### Given data
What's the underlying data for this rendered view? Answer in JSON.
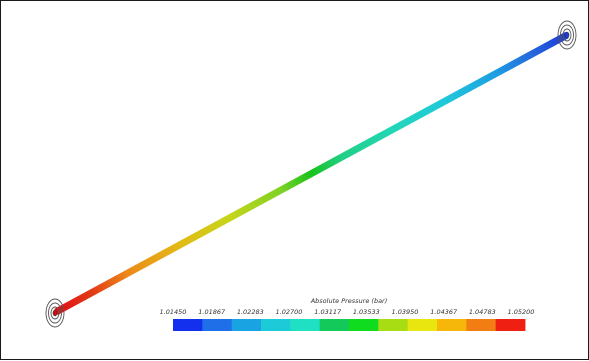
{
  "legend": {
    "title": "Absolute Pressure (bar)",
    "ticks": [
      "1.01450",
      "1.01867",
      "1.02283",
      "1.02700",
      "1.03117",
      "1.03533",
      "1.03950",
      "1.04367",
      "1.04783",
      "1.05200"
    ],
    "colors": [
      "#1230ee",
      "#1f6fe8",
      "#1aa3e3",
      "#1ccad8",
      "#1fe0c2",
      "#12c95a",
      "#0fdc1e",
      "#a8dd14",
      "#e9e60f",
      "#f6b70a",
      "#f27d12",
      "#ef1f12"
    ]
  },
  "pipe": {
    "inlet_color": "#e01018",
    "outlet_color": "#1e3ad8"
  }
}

### Prompt
Pictures in the records above are left out; print everything else exactly as written.

### Response to the exercise
What's the underlying data for this rendered view? Answer in JSON.
{
  "legend": {
    "title": "Absolute Pressure (bar)",
    "ticks": [
      "1.01450",
      "1.01867",
      "1.02283",
      "1.02700",
      "1.03117",
      "1.03533",
      "1.03950",
      "1.04367",
      "1.04783",
      "1.05200"
    ],
    "colors": [
      "#1230ee",
      "#1f6fe8",
      "#1aa3e3",
      "#1ccad8",
      "#1fe0c2",
      "#12c95a",
      "#0fdc1e",
      "#a8dd14",
      "#e9e60f",
      "#f6b70a",
      "#f27d12",
      "#ef1f12"
    ]
  },
  "pipe": {
    "inlet_color": "#e01018",
    "outlet_color": "#1e3ad8"
  }
}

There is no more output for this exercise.